» **Excerpt from a dataset**:

[Start]

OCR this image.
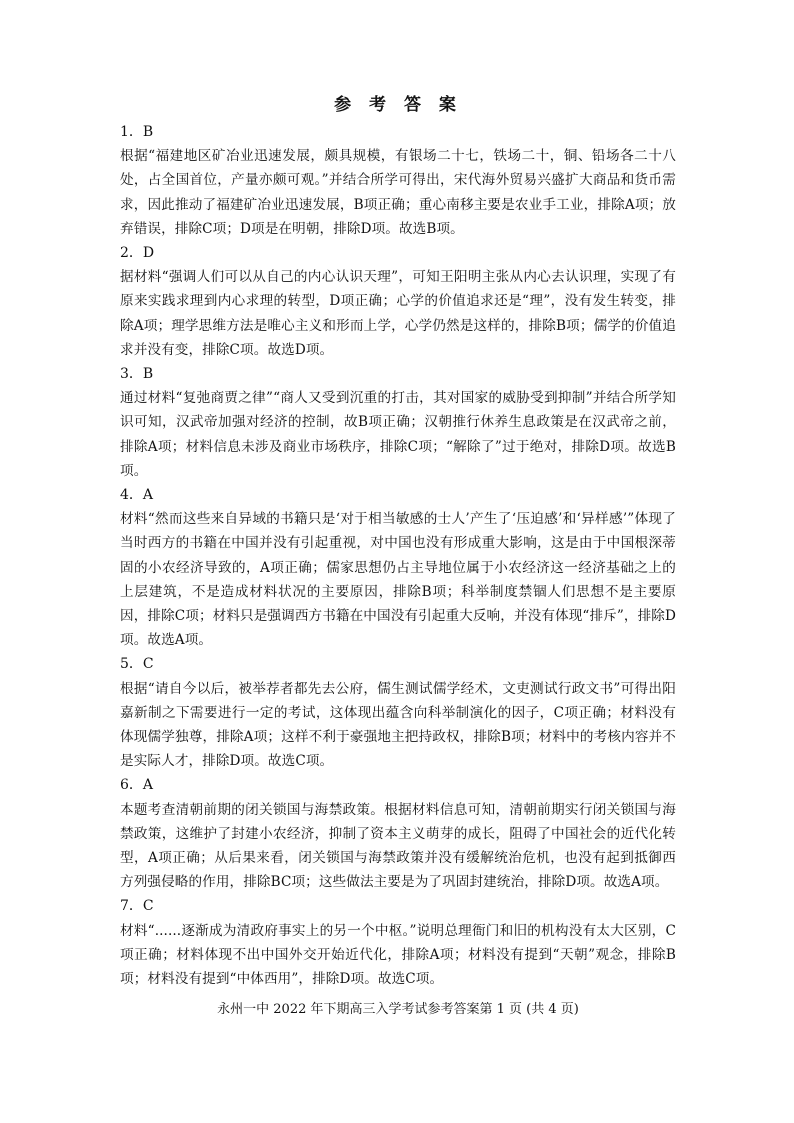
参 考 答 案
1．B
根据“福建地区矿冶业迅速发展，颇具规模，有银场二十七，铁场二十，铜、铅场各二十八处，占全国首位，产量亦颇可观。”并结合所学可得出，宋代海外贸易兴盛扩大商品和货币需求，因此推动了福建矿冶业迅速发展，B项正确；重心南移主要是农业手工业，排除A项；放弃错误，排除C项；D项是在明朝，排除D项。故选B项。
2．D
据材料“强调人们可以从自己的内心认识天理”，可知王阳明主张从内心去认识理，实现了有原来实践求理到内心求理的转型，D项正确；心学的价值追求还是“理”，没有发生转变，排除A项；理学思维方法是唯心主义和形而上学，心学仍然是这样的，排除B项；儒学的价值追求并没有变，排除C项。故选D项。
3．B
通过材料“复弛商贾之律”“商人又受到沉重的打击，其对国家的威胁受到抑制”并结合所学知识可知，汉武帝加强对经济的控制，故B项正确；汉朝推行休养生息政策是在汉武帝之前，排除A项；材料信息未涉及商业市场秩序，排除C项；“解除了”过于绝对，排除D项。故选B项。
4．A
材料“然而这些来自异域的书籍只是‘对于相当敏感的士人’产生了‘压迫感’和‘异样感’”体现了当时西方的书籍在中国并没有引起重视，对中国也没有形成重大影响，这是由于中国根深蒂固的小农经济导致的，A项正确；儒家思想仍占主导地位属于小农经济这一经济基础之上的上层建筑，不是造成材料状况的主要原因，排除B项；科举制度禁锢人们思想不是主要原因，排除C项；材料只是强调西方书籍在中国没有引起重大反响，并没有体现“排斥”，排除D项。故选A项。
5．C
根据“请自今以后，被举荐者都先去公府，儒生测试儒学经术，文吏测试行政文书”可得出阳嘉新制之下需要进行一定的考试，这体现出蕴含向科举制演化的因子，C项正确；材料没有体现儒学独尊，排除A项；这样不利于豪强地主把持政权，排除B项；材料中的考核内容并不是实际人才，排除D项。故选C项。
6．A
本题考查清朝前期的闭关锁国与海禁政策。根据材料信息可知，清朝前期实行闭关锁国与海禁政策，这维护了封建小农经济，抑制了资本主义萌芽的成长，阻碍了中国社会的近代化转型，A项正确；从后果来看，闭关锁国与海禁政策并没有缓解统治危机，也没有起到抵御西方列强侵略的作用，排除BC项；这些做法主要是为了巩固封建统治，排除D项。故选A项。
7．C
材料“......逐渐成为清政府事实上的另一个中枢。”说明总理衙门和旧的机构没有太大区别，C项正确；材料体现不出中国外交开始近代化，排除A项；材料没有提到“天朝”观念，排除B项；材料没有提到“中体西用”，排除D项。故选C项。
永州一中 2022 年下期高三入学考试参考答案第 1 页 (共 4 页)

[End]

» **What you need to do**: In the records above, collect each line with "C项正确".

» **Solution for this exercise**:
根据“请自今以后，被举荐者都先去公府，儒生测试儒学经术，文吏测试行政文书”可得出阳嘉新制之下需要进行一定的考试，这体现出蕴含向科举制演化的因子，C项正确；材料没有体现儒学独尊，排除A项；这样不利于豪强地主把持政权，排除B项；材料中的考核内容并不是实际人才，排除D项。故选C项。
材料“......逐渐成为清政府事实上的另一个中枢。”说明总理衙门和旧的机构没有太大区别，C项正确；材料体现不出中国外交开始近代化，排除A项；材料没有提到“天朝”观念，排除B项；材料没有提到“中体西用”，排除D项。故选C项。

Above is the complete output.